Present the following data again exactly as it is shown.

Stored data
.....

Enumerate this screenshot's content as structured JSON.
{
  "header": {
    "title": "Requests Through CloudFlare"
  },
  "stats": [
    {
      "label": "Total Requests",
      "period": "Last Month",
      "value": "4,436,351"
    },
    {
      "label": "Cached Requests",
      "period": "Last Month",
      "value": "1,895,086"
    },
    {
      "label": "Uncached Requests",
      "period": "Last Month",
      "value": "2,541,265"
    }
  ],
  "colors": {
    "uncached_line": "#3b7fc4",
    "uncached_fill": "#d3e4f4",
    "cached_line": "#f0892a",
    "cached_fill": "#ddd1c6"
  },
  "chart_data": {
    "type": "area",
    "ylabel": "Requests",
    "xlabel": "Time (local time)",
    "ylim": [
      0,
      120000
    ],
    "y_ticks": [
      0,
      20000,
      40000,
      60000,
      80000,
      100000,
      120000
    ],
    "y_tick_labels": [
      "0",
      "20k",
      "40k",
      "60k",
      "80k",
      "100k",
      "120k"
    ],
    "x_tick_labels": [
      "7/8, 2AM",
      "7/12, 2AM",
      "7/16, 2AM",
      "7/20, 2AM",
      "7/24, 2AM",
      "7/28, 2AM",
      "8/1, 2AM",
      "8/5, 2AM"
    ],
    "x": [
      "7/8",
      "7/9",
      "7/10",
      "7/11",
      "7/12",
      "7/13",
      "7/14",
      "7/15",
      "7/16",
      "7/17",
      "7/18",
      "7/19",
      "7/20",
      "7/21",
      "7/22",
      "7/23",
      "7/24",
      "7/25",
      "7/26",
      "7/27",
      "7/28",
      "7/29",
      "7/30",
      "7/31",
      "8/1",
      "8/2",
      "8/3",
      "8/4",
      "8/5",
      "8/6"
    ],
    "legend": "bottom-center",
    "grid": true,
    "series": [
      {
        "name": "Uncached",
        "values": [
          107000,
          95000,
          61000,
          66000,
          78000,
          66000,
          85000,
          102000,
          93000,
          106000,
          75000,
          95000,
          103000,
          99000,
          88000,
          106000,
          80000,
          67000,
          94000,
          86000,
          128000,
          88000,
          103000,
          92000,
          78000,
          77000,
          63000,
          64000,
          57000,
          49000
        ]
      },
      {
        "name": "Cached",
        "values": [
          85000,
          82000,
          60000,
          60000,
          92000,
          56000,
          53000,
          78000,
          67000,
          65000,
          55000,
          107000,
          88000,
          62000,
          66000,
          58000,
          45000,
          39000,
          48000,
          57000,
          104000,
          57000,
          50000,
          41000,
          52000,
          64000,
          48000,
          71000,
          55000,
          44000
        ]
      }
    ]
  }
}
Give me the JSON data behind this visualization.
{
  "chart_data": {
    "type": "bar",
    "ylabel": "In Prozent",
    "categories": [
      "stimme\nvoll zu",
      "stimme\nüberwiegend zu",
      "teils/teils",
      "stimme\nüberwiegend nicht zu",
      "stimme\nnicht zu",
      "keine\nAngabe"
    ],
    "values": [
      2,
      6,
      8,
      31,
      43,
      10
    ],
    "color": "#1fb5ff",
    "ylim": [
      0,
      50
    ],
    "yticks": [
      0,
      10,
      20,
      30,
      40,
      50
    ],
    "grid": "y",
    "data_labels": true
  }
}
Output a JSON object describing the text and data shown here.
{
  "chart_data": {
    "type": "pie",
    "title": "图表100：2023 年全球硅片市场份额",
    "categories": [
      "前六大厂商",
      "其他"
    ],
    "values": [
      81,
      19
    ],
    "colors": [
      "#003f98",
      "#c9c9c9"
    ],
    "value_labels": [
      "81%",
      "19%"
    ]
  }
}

.....

◆ **Reply to the task**
Enumerate this screenshot's content as structured JSON.
{
  "header": {
    "title": "Requests Through CloudFlare"
  },
  "stats": [
    {
      "label": "Total Requests",
      "period": "Last Month",
      "value": "4,436,351"
    },
    {
      "label": "Cached Requests",
      "period": "Last Month",
      "value": "1,895,086"
    },
    {
      "label": "Uncached Requests",
      "period": "Last Month",
      "value": "2,541,265"
    }
  ],
  "colors": {
    "uncached_line": "#3b7fc4",
    "uncached_fill": "#d3e4f4",
    "cached_line": "#f0892a",
    "cached_fill": "#ddd1c6"
  },
  "chart_data": {
    "type": "area",
    "ylabel": "Requests",
    "xlabel": "Time (local time)",
    "ylim": [
      0,
      120000
    ],
    "y_ticks": [
      0,
      20000,
      40000,
      60000,
      80000,
      100000,
      120000
    ],
    "y_tick_labels": [
      "0",
      "20k",
      "40k",
      "60k",
      "80k",
      "100k",
      "120k"
    ],
    "x_tick_labels": [
      "7/8, 2AM",
      "7/12, 2AM",
      "7/16, 2AM",
      "7/20, 2AM",
      "7/24, 2AM",
      "7/28, 2AM",
      "8/1, 2AM",
      "8/5, 2AM"
    ],
    "x": [
      "7/8",
      "7/9",
      "7/10",
      "7/11",
      "7/12",
      "7/13",
      "7/14",
      "7/15",
      "7/16",
      "7/17",
      "7/18",
      "7/19",
      "7/20",
      "7/21",
      "7/22",
      "7/23",
      "7/24",
      "7/25",
      "7/26",
      "7/27",
      "7/28",
      "7/29",
      "7/30",
      "7/31",
      "8/1",
      "8/2",
      "8/3",
      "8/4",
      "8/5",
      "8/6"
    ],
    "legend": "bottom-center",
    "grid": true,
    "series": [
      {
        "name": "Uncached",
        "values": [
          107000,
          95000,
          61000,
          66000,
          78000,
          66000,
          85000,
          102000,
          93000,
          106000,
          75000,
          95000,
          103000,
          99000,
          88000,
          106000,
          80000,
          67000,
          94000,
          86000,
          128000,
          88000,
          103000,
          92000,
          78000,
          77000,
          63000,
          64000,
          57000,
          49000
        ]
      },
      {
        "name": "Cached",
        "values": [
          85000,
          82000,
          60000,
          60000,
          92000,
          56000,
          53000,
          78000,
          67000,
          65000,
          55000,
          107000,
          88000,
          62000,
          66000,
          58000,
          45000,
          39000,
          48000,
          57000,
          104000,
          57000,
          50000,
          41000,
          52000,
          64000,
          48000,
          71000,
          55000,
          44000
        ]
      }
    ]
  }
}
Give me the JSON data behind this visualization.
{
  "chart_data": {
    "type": "bar",
    "ylabel": "In Prozent",
    "categories": [
      "stimme\nvoll zu",
      "stimme\nüberwiegend zu",
      "teils/teils",
      "stimme\nüberwiegend nicht zu",
      "stimme\nnicht zu",
      "keine\nAngabe"
    ],
    "values": [
      2,
      6,
      8,
      31,
      43,
      10
    ],
    "color": "#1fb5ff",
    "ylim": [
      0,
      50
    ],
    "yticks": [
      0,
      10,
      20,
      30,
      40,
      50
    ],
    "grid": "y",
    "data_labels": true
  }
}
Output a JSON object describing the text and data shown here.
{
  "chart_data": {
    "type": "pie",
    "title": "图表100：2023 年全球硅片市场份额",
    "categories": [
      "前六大厂商",
      "其他"
    ],
    "values": [
      81,
      19
    ],
    "colors": [
      "#003f98",
      "#c9c9c9"
    ],
    "value_labels": [
      "81%",
      "19%"
    ]
  }
}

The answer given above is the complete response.